▶ _What you should do_
Work through the data line by line, gathering every line that has the word "this".

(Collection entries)
......

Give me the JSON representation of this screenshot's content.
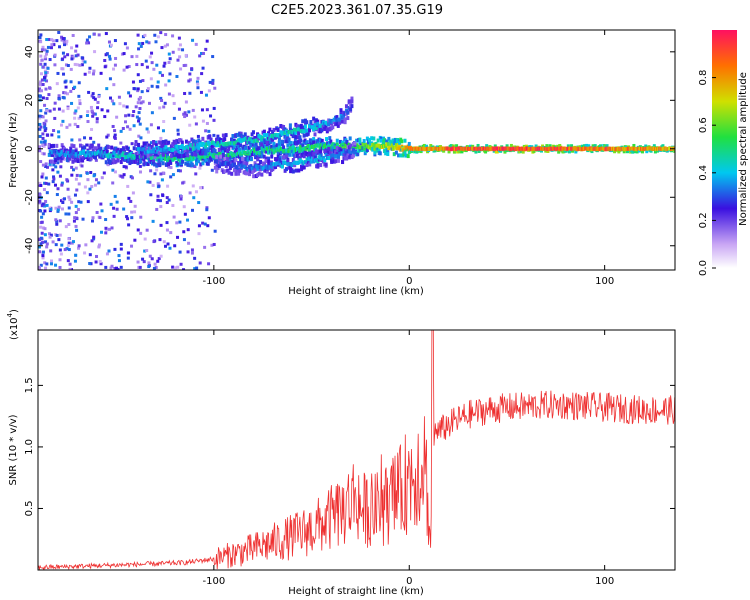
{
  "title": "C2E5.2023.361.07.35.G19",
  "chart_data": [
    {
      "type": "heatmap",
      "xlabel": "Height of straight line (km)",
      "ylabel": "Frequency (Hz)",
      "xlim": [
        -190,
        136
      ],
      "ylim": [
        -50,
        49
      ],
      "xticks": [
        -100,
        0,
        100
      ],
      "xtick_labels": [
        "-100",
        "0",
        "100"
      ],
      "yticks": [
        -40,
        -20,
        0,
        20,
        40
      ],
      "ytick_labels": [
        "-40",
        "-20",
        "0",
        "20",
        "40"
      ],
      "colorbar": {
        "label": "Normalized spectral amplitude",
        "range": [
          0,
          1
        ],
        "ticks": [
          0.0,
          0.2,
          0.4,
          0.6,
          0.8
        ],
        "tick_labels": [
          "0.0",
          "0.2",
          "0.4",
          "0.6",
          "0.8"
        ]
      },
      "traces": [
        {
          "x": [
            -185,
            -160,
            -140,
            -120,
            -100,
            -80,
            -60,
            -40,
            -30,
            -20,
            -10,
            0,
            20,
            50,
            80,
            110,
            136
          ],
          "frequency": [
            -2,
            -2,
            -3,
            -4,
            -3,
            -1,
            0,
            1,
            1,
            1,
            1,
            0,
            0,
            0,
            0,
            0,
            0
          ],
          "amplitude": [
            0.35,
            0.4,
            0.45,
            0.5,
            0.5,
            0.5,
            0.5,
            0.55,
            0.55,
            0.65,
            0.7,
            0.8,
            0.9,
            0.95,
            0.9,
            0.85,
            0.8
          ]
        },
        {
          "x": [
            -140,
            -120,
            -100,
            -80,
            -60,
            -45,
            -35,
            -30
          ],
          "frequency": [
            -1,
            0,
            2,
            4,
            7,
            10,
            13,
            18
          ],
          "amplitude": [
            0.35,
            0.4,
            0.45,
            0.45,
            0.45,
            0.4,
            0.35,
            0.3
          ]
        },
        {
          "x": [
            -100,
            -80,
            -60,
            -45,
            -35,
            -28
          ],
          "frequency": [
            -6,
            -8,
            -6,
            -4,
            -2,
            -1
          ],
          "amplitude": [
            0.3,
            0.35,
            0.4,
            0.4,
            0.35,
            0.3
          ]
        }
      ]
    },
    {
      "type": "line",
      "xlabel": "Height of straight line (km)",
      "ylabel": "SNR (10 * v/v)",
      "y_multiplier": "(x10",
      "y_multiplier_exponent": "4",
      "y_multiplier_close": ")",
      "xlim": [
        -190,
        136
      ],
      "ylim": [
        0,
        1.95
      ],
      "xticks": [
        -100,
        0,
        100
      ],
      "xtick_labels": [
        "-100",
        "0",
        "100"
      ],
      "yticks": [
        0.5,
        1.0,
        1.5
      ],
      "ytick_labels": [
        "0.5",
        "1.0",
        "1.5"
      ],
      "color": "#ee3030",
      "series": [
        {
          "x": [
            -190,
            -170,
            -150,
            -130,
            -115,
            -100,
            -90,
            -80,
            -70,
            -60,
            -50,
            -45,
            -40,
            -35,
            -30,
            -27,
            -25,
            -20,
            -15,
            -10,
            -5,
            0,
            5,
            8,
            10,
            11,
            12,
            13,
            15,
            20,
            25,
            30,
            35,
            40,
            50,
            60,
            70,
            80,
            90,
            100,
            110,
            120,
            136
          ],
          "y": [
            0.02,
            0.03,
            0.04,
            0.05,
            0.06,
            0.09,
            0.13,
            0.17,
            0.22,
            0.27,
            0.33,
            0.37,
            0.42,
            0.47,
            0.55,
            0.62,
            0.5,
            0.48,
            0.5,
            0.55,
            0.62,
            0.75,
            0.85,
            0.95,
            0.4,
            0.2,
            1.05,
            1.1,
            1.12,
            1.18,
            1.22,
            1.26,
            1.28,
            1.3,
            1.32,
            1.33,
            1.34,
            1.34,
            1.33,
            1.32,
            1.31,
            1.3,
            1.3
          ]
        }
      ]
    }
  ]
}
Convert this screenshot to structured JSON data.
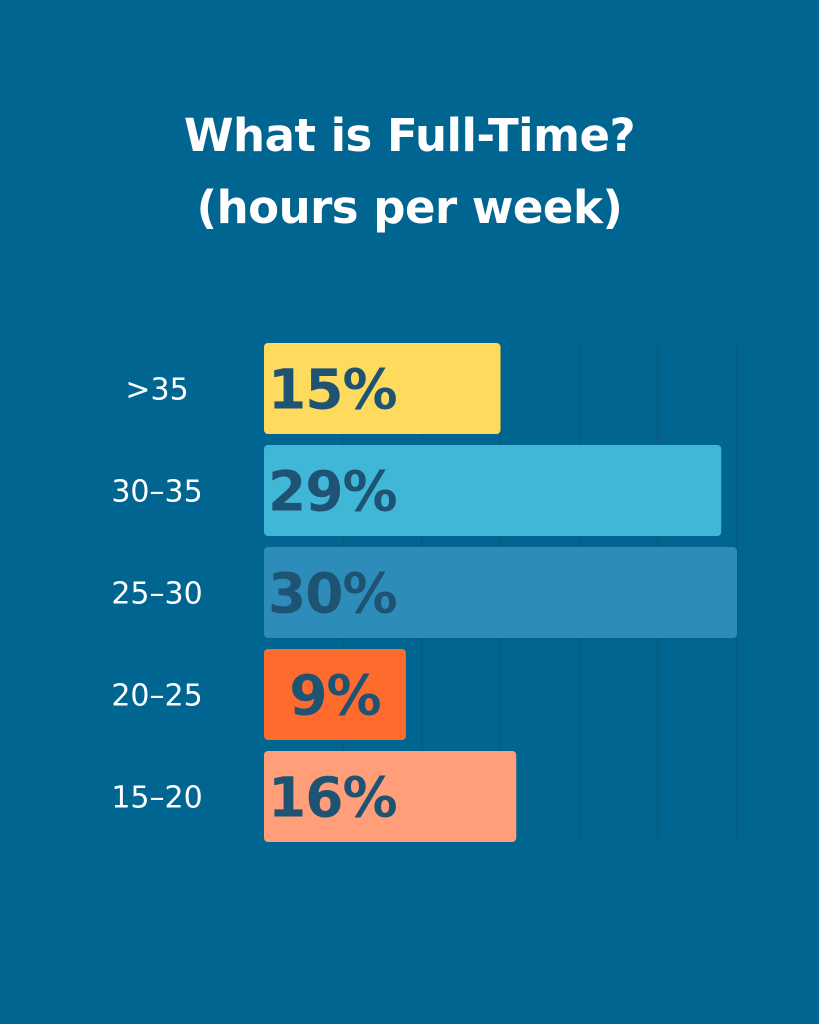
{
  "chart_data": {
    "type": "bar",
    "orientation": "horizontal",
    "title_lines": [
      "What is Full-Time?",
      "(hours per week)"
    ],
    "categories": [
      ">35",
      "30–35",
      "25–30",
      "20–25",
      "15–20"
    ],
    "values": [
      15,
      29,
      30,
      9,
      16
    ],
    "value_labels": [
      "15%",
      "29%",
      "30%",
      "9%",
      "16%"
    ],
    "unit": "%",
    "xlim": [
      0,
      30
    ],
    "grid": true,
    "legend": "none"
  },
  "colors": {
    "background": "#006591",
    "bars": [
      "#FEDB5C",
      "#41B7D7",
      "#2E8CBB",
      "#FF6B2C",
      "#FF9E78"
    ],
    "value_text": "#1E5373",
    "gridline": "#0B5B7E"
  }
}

......

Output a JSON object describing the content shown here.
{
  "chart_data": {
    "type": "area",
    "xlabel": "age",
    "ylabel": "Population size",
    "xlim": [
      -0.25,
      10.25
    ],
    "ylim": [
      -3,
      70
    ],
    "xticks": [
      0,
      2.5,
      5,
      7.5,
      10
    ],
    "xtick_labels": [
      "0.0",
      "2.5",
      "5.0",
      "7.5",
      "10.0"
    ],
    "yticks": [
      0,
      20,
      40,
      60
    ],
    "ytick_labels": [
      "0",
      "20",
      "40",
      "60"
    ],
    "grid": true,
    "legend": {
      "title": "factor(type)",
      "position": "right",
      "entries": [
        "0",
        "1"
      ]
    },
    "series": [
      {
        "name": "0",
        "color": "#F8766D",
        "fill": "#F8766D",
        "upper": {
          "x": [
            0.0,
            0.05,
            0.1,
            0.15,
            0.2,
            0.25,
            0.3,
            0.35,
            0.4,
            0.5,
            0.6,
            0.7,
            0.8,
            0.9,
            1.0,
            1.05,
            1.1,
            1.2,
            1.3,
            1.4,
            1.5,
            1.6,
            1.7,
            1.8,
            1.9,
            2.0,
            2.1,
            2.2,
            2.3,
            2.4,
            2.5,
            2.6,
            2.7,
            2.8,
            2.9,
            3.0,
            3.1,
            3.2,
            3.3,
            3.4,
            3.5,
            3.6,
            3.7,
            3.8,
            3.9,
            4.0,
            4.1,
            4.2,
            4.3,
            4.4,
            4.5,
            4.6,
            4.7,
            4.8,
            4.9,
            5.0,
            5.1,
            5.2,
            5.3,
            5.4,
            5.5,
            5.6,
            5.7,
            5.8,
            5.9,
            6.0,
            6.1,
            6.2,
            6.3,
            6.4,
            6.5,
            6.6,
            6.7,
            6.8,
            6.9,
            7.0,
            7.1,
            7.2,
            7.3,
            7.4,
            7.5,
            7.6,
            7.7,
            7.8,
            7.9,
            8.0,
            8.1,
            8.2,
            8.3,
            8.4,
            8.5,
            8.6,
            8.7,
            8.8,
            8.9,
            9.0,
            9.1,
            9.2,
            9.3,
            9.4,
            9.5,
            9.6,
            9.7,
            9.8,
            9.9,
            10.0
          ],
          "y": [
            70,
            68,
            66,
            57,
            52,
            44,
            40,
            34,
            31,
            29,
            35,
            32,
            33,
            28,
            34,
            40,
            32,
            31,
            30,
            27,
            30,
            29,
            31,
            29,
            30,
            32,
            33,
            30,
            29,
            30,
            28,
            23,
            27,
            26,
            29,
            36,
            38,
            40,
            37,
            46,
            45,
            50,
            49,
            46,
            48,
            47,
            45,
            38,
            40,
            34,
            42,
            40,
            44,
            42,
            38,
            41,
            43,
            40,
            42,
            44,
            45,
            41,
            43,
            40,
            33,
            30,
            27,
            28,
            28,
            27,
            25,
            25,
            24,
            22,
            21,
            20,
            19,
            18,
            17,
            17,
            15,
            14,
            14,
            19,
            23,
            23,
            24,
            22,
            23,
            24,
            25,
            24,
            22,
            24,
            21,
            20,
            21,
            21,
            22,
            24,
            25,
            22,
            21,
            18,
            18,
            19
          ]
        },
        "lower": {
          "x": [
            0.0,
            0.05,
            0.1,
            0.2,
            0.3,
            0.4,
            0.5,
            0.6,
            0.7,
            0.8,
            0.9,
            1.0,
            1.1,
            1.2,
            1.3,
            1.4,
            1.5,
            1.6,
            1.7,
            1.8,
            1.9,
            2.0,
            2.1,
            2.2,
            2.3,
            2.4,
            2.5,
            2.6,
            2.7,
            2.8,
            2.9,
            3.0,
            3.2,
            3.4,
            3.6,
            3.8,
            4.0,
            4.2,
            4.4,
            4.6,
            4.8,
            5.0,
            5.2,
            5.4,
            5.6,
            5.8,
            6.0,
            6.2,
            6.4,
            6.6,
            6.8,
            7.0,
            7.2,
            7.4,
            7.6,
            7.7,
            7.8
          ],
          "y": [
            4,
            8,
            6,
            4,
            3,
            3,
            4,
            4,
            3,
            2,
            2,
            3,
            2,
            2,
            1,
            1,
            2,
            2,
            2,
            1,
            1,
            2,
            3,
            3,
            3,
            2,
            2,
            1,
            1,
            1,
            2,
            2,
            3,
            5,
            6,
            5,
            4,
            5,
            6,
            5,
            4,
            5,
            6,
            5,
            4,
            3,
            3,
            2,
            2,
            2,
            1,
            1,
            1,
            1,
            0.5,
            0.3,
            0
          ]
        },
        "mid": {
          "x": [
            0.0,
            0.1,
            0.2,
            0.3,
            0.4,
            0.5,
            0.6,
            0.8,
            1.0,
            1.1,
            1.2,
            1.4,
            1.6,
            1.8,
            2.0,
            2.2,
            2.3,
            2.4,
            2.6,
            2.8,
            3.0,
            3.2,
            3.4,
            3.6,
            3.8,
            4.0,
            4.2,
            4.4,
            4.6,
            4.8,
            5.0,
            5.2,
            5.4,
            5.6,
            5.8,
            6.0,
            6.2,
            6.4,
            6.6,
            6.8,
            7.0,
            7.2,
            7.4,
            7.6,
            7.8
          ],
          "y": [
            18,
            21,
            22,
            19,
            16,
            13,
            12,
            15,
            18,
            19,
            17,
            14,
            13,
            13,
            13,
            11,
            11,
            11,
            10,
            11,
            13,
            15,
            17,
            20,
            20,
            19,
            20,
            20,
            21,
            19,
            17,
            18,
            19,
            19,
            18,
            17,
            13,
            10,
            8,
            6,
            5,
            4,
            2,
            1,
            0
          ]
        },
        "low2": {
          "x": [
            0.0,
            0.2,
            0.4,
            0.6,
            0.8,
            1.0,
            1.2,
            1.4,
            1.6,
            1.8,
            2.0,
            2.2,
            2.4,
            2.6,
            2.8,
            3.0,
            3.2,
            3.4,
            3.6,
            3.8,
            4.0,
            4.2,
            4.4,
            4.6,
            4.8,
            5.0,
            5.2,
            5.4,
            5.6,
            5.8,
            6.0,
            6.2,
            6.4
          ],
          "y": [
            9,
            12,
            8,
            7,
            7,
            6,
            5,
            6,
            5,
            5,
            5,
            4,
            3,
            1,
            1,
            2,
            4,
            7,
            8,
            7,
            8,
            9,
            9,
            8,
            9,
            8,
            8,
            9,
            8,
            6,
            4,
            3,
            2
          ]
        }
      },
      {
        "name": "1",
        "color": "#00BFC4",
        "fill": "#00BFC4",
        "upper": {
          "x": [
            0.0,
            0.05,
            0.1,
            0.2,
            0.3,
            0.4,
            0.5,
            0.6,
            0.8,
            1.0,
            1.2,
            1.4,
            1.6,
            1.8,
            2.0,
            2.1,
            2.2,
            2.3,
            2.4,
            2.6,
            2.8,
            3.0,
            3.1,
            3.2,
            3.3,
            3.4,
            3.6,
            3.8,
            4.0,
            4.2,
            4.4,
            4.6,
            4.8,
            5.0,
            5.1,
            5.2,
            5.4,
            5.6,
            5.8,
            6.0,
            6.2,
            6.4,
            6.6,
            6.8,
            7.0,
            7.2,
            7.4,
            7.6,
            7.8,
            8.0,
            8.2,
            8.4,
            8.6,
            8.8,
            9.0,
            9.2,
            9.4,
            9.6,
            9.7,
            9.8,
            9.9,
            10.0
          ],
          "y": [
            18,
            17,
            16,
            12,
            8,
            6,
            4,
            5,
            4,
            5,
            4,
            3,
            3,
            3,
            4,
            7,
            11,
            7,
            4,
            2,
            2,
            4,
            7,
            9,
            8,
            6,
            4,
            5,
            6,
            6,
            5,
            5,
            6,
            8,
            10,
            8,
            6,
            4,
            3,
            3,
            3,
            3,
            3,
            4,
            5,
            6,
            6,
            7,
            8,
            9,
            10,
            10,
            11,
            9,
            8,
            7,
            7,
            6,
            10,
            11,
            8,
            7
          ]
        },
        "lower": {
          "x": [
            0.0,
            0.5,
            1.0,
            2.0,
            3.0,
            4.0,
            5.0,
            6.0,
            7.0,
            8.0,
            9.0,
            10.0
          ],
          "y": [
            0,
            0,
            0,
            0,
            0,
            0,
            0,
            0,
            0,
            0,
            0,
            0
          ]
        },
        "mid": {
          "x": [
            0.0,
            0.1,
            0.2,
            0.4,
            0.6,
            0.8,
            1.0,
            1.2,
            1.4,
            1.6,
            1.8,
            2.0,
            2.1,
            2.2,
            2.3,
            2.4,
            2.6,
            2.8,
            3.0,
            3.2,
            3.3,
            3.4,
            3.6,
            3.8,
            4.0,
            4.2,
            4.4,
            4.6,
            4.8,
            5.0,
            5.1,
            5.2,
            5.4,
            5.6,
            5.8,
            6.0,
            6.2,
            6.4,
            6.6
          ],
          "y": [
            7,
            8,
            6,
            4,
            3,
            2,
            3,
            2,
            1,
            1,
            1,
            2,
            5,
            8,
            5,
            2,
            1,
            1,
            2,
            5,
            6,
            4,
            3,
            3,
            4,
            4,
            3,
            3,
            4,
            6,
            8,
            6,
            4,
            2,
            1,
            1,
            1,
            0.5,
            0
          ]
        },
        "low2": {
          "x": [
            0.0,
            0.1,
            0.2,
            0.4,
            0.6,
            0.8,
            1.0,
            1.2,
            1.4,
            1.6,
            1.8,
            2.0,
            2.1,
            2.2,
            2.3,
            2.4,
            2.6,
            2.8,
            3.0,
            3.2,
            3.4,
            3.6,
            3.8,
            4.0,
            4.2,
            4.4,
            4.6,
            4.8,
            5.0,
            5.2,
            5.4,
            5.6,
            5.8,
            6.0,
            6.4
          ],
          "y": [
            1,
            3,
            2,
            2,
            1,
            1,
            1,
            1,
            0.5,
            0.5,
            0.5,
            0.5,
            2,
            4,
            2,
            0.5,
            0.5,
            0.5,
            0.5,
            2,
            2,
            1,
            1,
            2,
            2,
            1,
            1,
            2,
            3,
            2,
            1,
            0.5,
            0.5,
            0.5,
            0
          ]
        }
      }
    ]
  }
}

......

▶ _Full output_
Give me the JSON representation of this screenshot's content.
Convert this screenshot to structured JSON data.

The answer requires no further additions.